→ **REQUIRED TASK**
Write out the entire listing below exactly, with the pictures left out.

→ **DATA ROWS**

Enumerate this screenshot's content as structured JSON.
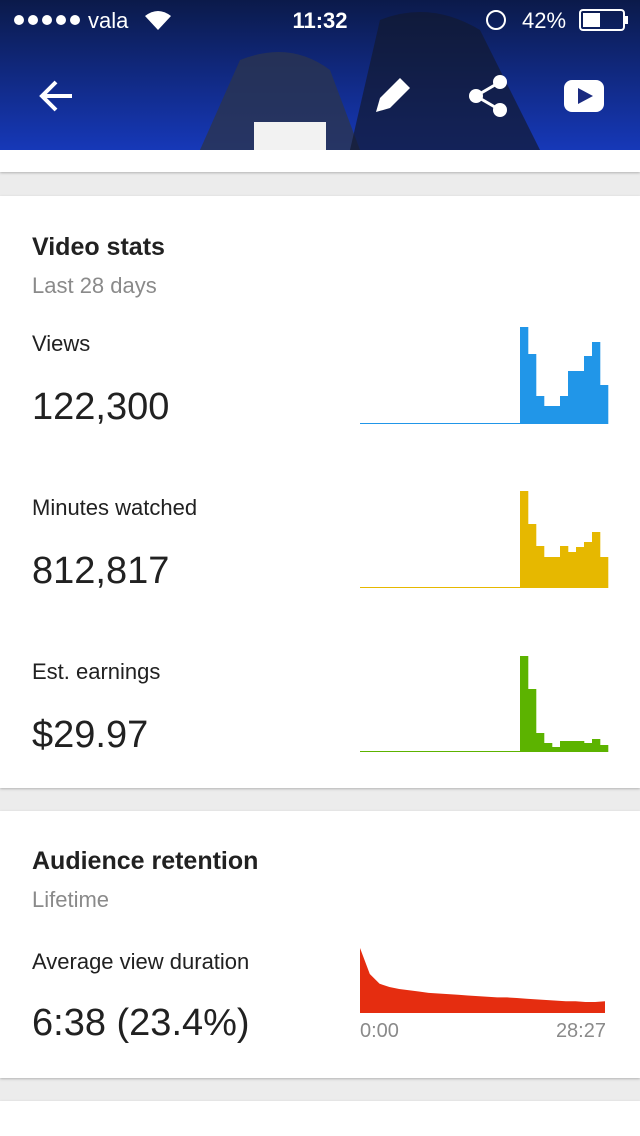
{
  "status_bar": {
    "carrier": "vala",
    "time": "11:32",
    "battery": "42%"
  },
  "video_stats": {
    "title": "Video stats",
    "period": "Last 28 days",
    "metrics": [
      {
        "label": "Views",
        "value": "122,300",
        "chart": {
          "type": "bar",
          "color": "#2196e8",
          "ylim": [
            0,
            100
          ],
          "values": [
            0,
            0,
            0,
            0,
            0,
            0,
            0,
            0,
            0,
            0,
            0,
            0,
            0,
            0,
            0,
            0,
            0,
            0,
            0,
            0,
            96,
            69,
            27,
            17,
            17,
            27,
            52,
            52,
            67,
            81,
            38
          ]
        }
      },
      {
        "label": "Minutes watched",
        "value": "812,817",
        "chart": {
          "type": "bar",
          "color": "#e6b800",
          "ylim": [
            0,
            100
          ],
          "values": [
            0,
            0,
            0,
            0,
            0,
            0,
            0,
            0,
            0,
            0,
            0,
            0,
            0,
            0,
            0,
            0,
            0,
            0,
            0,
            0,
            96,
            63,
            41,
            30,
            30,
            41,
            35,
            40,
            45,
            55,
            30
          ]
        }
      },
      {
        "label": "Est. earnings",
        "value": "$29.97",
        "chart": {
          "type": "bar",
          "color": "#5cb300",
          "ylim": [
            0,
            100
          ],
          "values": [
            0,
            0,
            0,
            0,
            0,
            0,
            0,
            0,
            0,
            0,
            0,
            0,
            0,
            0,
            0,
            0,
            0,
            0,
            0,
            0,
            95,
            62,
            18,
            8,
            4,
            10,
            10,
            10,
            8,
            12,
            6
          ]
        }
      }
    ]
  },
  "audience_retention": {
    "title": "Audience retention",
    "period": "Lifetime",
    "metric_label": "Average view duration",
    "metric_value": "6:38 (23.4%)",
    "chart": {
      "type": "area",
      "color": "#e52d10",
      "ylim": [
        0,
        100
      ],
      "values": [
        100,
        60,
        45,
        40,
        37,
        35,
        33,
        31,
        30,
        29,
        28,
        27,
        26,
        25,
        24,
        24,
        23,
        22,
        21,
        20,
        19,
        18,
        18,
        17,
        17,
        18
      ],
      "x_start_label": "0:00",
      "x_end_label": "28:27"
    }
  }
}
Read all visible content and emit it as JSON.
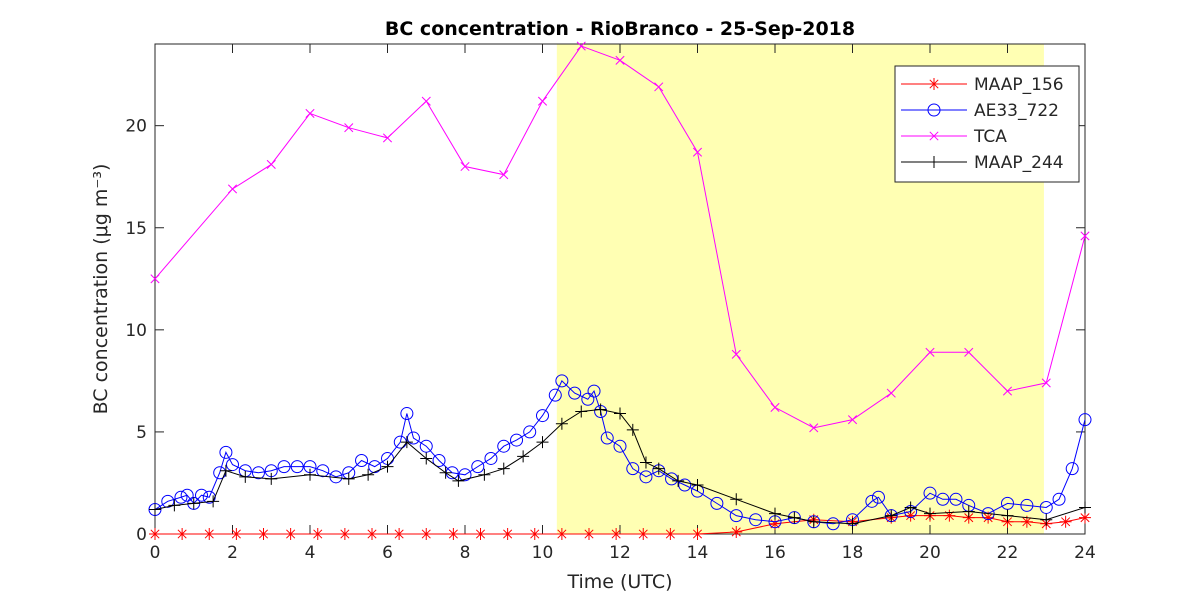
{
  "chart_data": {
    "type": "line",
    "title": "BC concentration  - RioBranco - 25-Sep-2018",
    "x_label": "Time (UTC)",
    "y_label": "BC concentration (μg m⁻³)",
    "xlim": [
      0,
      24
    ],
    "ylim": [
      0,
      24
    ],
    "xticks": [
      0,
      2,
      4,
      6,
      8,
      10,
      12,
      14,
      16,
      18,
      20,
      22,
      24
    ],
    "yticks": [
      0,
      5,
      10,
      15,
      20
    ],
    "grid": false,
    "legend": "upper right",
    "highlight_xrange": [
      10.37,
      22.94
    ],
    "highlight_color": "#ffffb3",
    "series": [
      {
        "name": "MAAP_156",
        "color": "#ff0000",
        "marker": "star",
        "x": [
          0,
          0.7,
          1.4,
          2.1,
          2.8,
          3.5,
          4.2,
          4.9,
          5.6,
          6.3,
          7,
          7.7,
          8.4,
          9.1,
          9.8,
          10.5,
          11.2,
          11.9,
          12.6,
          13.3,
          14,
          15,
          16,
          17,
          18,
          19,
          19.5,
          20,
          20.5,
          21,
          21.5,
          22,
          22.5,
          23,
          23.5,
          24
        ],
        "values": [
          0,
          0,
          0,
          0,
          0,
          0,
          0,
          0,
          0,
          0,
          0,
          0,
          0,
          0,
          0,
          0,
          0,
          0,
          0,
          0,
          0,
          0.1,
          0.5,
          0.7,
          0.6,
          0.8,
          0.9,
          0.9,
          0.9,
          0.8,
          0.8,
          0.6,
          0.6,
          0.5,
          0.6,
          0.8
        ]
      },
      {
        "name": "AE33_722",
        "color": "#0000ff",
        "marker": "circle",
        "x": [
          0,
          0.33,
          0.67,
          0.83,
          1,
          1.2,
          1.4,
          1.67,
          1.83,
          2,
          2.33,
          2.67,
          3,
          3.33,
          3.67,
          4,
          4.33,
          4.67,
          5,
          5.33,
          5.67,
          6,
          6.33,
          6.5,
          6.67,
          7,
          7.33,
          7.67,
          8,
          8.33,
          8.67,
          9,
          9.33,
          9.67,
          10,
          10.33,
          10.5,
          10.83,
          11.17,
          11.33,
          11.5,
          11.67,
          12,
          12.33,
          12.67,
          13,
          13.33,
          13.67,
          14,
          14.5,
          15,
          15.5,
          16,
          16.5,
          17,
          17.5,
          18,
          18.5,
          18.67,
          19,
          19.5,
          20,
          20.33,
          20.67,
          21,
          21.5,
          22,
          22.5,
          23,
          23.33,
          23.67,
          24
        ],
        "values": [
          1.2,
          1.6,
          1.8,
          1.9,
          1.5,
          1.9,
          1.8,
          3.0,
          4.0,
          3.4,
          3.1,
          3.0,
          3.1,
          3.3,
          3.3,
          3.3,
          3.1,
          2.8,
          3.0,
          3.6,
          3.3,
          3.7,
          4.5,
          5.9,
          4.7,
          4.3,
          3.6,
          3.0,
          2.9,
          3.3,
          3.7,
          4.3,
          4.6,
          5.0,
          5.8,
          6.8,
          7.5,
          6.9,
          6.6,
          7.0,
          6.0,
          4.7,
          4.3,
          3.2,
          2.8,
          3.1,
          2.7,
          2.4,
          2.1,
          1.5,
          0.9,
          0.7,
          0.6,
          0.8,
          0.6,
          0.5,
          0.7,
          1.6,
          1.8,
          0.9,
          1.1,
          2.0,
          1.7,
          1.7,
          1.4,
          1.0,
          1.5,
          1.4,
          1.3,
          1.7,
          3.2,
          5.6
        ]
      },
      {
        "name": "TCA",
        "color": "#ff00ff",
        "marker": "x",
        "x": [
          0,
          2,
          3,
          4,
          5,
          6,
          7,
          8,
          9,
          10,
          11,
          12,
          13,
          14,
          15,
          16,
          17,
          18,
          19,
          20,
          21,
          22,
          23,
          24
        ],
        "values": [
          12.5,
          16.9,
          18.1,
          20.6,
          19.9,
          19.4,
          21.2,
          18.0,
          17.6,
          21.2,
          23.9,
          23.2,
          21.9,
          18.7,
          8.8,
          6.2,
          5.2,
          5.6,
          6.9,
          8.9,
          8.9,
          7.0,
          7.4,
          14.6
        ]
      },
      {
        "name": "MAAP_244",
        "color": "#000000",
        "marker": "plus",
        "x": [
          0,
          0.5,
          1,
          1.5,
          1.83,
          2.33,
          3,
          4,
          5,
          5.5,
          6,
          6.5,
          7,
          7.5,
          7.83,
          8.5,
          9,
          9.5,
          10,
          10.5,
          11,
          11.5,
          12,
          12.33,
          12.67,
          13,
          13.5,
          14,
          15,
          16,
          16.5,
          17,
          18,
          19,
          19.5,
          20,
          21,
          22,
          23,
          24
        ],
        "values": [
          1.2,
          1.4,
          1.5,
          1.6,
          3.1,
          2.8,
          2.7,
          2.9,
          2.7,
          2.9,
          3.3,
          4.5,
          3.7,
          3.0,
          2.6,
          2.9,
          3.2,
          3.8,
          4.5,
          5.4,
          6.0,
          6.1,
          5.9,
          5.1,
          3.5,
          3.2,
          2.6,
          2.4,
          1.7,
          1.0,
          0.8,
          0.6,
          0.5,
          0.9,
          1.3,
          1.0,
          1.1,
          0.9,
          0.7,
          1.3
        ]
      }
    ]
  }
}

→ **FINAL RESULT**
Enumerate this screenshot's content as structured JSON.
{
  "status_bar": {
    "carrier": "vala",
    "time": "11:32",
    "battery": "42%"
  },
  "video_stats": {
    "title": "Video stats",
    "period": "Last 28 days",
    "metrics": [
      {
        "label": "Views",
        "value": "122,300",
        "chart": {
          "type": "bar",
          "color": "#2196e8",
          "ylim": [
            0,
            100
          ],
          "values": [
            0,
            0,
            0,
            0,
            0,
            0,
            0,
            0,
            0,
            0,
            0,
            0,
            0,
            0,
            0,
            0,
            0,
            0,
            0,
            0,
            96,
            69,
            27,
            17,
            17,
            27,
            52,
            52,
            67,
            81,
            38
          ]
        }
      },
      {
        "label": "Minutes watched",
        "value": "812,817",
        "chart": {
          "type": "bar",
          "color": "#e6b800",
          "ylim": [
            0,
            100
          ],
          "values": [
            0,
            0,
            0,
            0,
            0,
            0,
            0,
            0,
            0,
            0,
            0,
            0,
            0,
            0,
            0,
            0,
            0,
            0,
            0,
            0,
            96,
            63,
            41,
            30,
            30,
            41,
            35,
            40,
            45,
            55,
            30
          ]
        }
      },
      {
        "label": "Est. earnings",
        "value": "$29.97",
        "chart": {
          "type": "bar",
          "color": "#5cb300",
          "ylim": [
            0,
            100
          ],
          "values": [
            0,
            0,
            0,
            0,
            0,
            0,
            0,
            0,
            0,
            0,
            0,
            0,
            0,
            0,
            0,
            0,
            0,
            0,
            0,
            0,
            95,
            62,
            18,
            8,
            4,
            10,
            10,
            10,
            8,
            12,
            6
          ]
        }
      }
    ]
  },
  "audience_retention": {
    "title": "Audience retention",
    "period": "Lifetime",
    "metric_label": "Average view duration",
    "metric_value": "6:38 (23.4%)",
    "chart": {
      "type": "area",
      "color": "#e52d10",
      "ylim": [
        0,
        100
      ],
      "values": [
        100,
        60,
        45,
        40,
        37,
        35,
        33,
        31,
        30,
        29,
        28,
        27,
        26,
        25,
        24,
        24,
        23,
        22,
        21,
        20,
        19,
        18,
        18,
        17,
        17,
        18
      ],
      "x_start_label": "0:00",
      "x_end_label": "28:27"
    }
  }
}
Read all visible content and emit it as JSON.
{
  "chart_data": {
    "type": "line",
    "title": "BC concentration  - RioBranco - 25-Sep-2018",
    "x_label": "Time (UTC)",
    "y_label": "BC concentration (μg m⁻³)",
    "xlim": [
      0,
      24
    ],
    "ylim": [
      0,
      24
    ],
    "xticks": [
      0,
      2,
      4,
      6,
      8,
      10,
      12,
      14,
      16,
      18,
      20,
      22,
      24
    ],
    "yticks": [
      0,
      5,
      10,
      15,
      20
    ],
    "grid": false,
    "legend": "upper right",
    "highlight_xrange": [
      10.37,
      22.94
    ],
    "highlight_color": "#ffffb3",
    "series": [
      {
        "name": "MAAP_156",
        "color": "#ff0000",
        "marker": "star",
        "x": [
          0,
          0.7,
          1.4,
          2.1,
          2.8,
          3.5,
          4.2,
          4.9,
          5.6,
          6.3,
          7,
          7.7,
          8.4,
          9.1,
          9.8,
          10.5,
          11.2,
          11.9,
          12.6,
          13.3,
          14,
          15,
          16,
          17,
          18,
          19,
          19.5,
          20,
          20.5,
          21,
          21.5,
          22,
          22.5,
          23,
          23.5,
          24
        ],
        "values": [
          0,
          0,
          0,
          0,
          0,
          0,
          0,
          0,
          0,
          0,
          0,
          0,
          0,
          0,
          0,
          0,
          0,
          0,
          0,
          0,
          0,
          0.1,
          0.5,
          0.7,
          0.6,
          0.8,
          0.9,
          0.9,
          0.9,
          0.8,
          0.8,
          0.6,
          0.6,
          0.5,
          0.6,
          0.8
        ]
      },
      {
        "name": "AE33_722",
        "color": "#0000ff",
        "marker": "circle",
        "x": [
          0,
          0.33,
          0.67,
          0.83,
          1,
          1.2,
          1.4,
          1.67,
          1.83,
          2,
          2.33,
          2.67,
          3,
          3.33,
          3.67,
          4,
          4.33,
          4.67,
          5,
          5.33,
          5.67,
          6,
          6.33,
          6.5,
          6.67,
          7,
          7.33,
          7.67,
          8,
          8.33,
          8.67,
          9,
          9.33,
          9.67,
          10,
          10.33,
          10.5,
          10.83,
          11.17,
          11.33,
          11.5,
          11.67,
          12,
          12.33,
          12.67,
          13,
          13.33,
          13.67,
          14,
          14.5,
          15,
          15.5,
          16,
          16.5,
          17,
          17.5,
          18,
          18.5,
          18.67,
          19,
          19.5,
          20,
          20.33,
          20.67,
          21,
          21.5,
          22,
          22.5,
          23,
          23.33,
          23.67,
          24
        ],
        "values": [
          1.2,
          1.6,
          1.8,
          1.9,
          1.5,
          1.9,
          1.8,
          3.0,
          4.0,
          3.4,
          3.1,
          3.0,
          3.1,
          3.3,
          3.3,
          3.3,
          3.1,
          2.8,
          3.0,
          3.6,
          3.3,
          3.7,
          4.5,
          5.9,
          4.7,
          4.3,
          3.6,
          3.0,
          2.9,
          3.3,
          3.7,
          4.3,
          4.6,
          5.0,
          5.8,
          6.8,
          7.5,
          6.9,
          6.6,
          7.0,
          6.0,
          4.7,
          4.3,
          3.2,
          2.8,
          3.1,
          2.7,
          2.4,
          2.1,
          1.5,
          0.9,
          0.7,
          0.6,
          0.8,
          0.6,
          0.5,
          0.7,
          1.6,
          1.8,
          0.9,
          1.1,
          2.0,
          1.7,
          1.7,
          1.4,
          1.0,
          1.5,
          1.4,
          1.3,
          1.7,
          3.2,
          5.6
        ]
      },
      {
        "name": "TCA",
        "color": "#ff00ff",
        "marker": "x",
        "x": [
          0,
          2,
          3,
          4,
          5,
          6,
          7,
          8,
          9,
          10,
          11,
          12,
          13,
          14,
          15,
          16,
          17,
          18,
          19,
          20,
          21,
          22,
          23,
          24
        ],
        "values": [
          12.5,
          16.9,
          18.1,
          20.6,
          19.9,
          19.4,
          21.2,
          18.0,
          17.6,
          21.2,
          23.9,
          23.2,
          21.9,
          18.7,
          8.8,
          6.2,
          5.2,
          5.6,
          6.9,
          8.9,
          8.9,
          7.0,
          7.4,
          14.6
        ]
      },
      {
        "name": "MAAP_244",
        "color": "#000000",
        "marker": "plus",
        "x": [
          0,
          0.5,
          1,
          1.5,
          1.83,
          2.33,
          3,
          4,
          5,
          5.5,
          6,
          6.5,
          7,
          7.5,
          7.83,
          8.5,
          9,
          9.5,
          10,
          10.5,
          11,
          11.5,
          12,
          12.33,
          12.67,
          13,
          13.5,
          14,
          15,
          16,
          16.5,
          17,
          18,
          19,
          19.5,
          20,
          21,
          22,
          23,
          24
        ],
        "values": [
          1.2,
          1.4,
          1.5,
          1.6,
          3.1,
          2.8,
          2.7,
          2.9,
          2.7,
          2.9,
          3.3,
          4.5,
          3.7,
          3.0,
          2.6,
          2.9,
          3.2,
          3.8,
          4.5,
          5.4,
          6.0,
          6.1,
          5.9,
          5.1,
          3.5,
          3.2,
          2.6,
          2.4,
          1.7,
          1.0,
          0.8,
          0.6,
          0.5,
          0.9,
          1.3,
          1.0,
          1.1,
          0.9,
          0.7,
          1.3
        ]
      }
    ]
  }
}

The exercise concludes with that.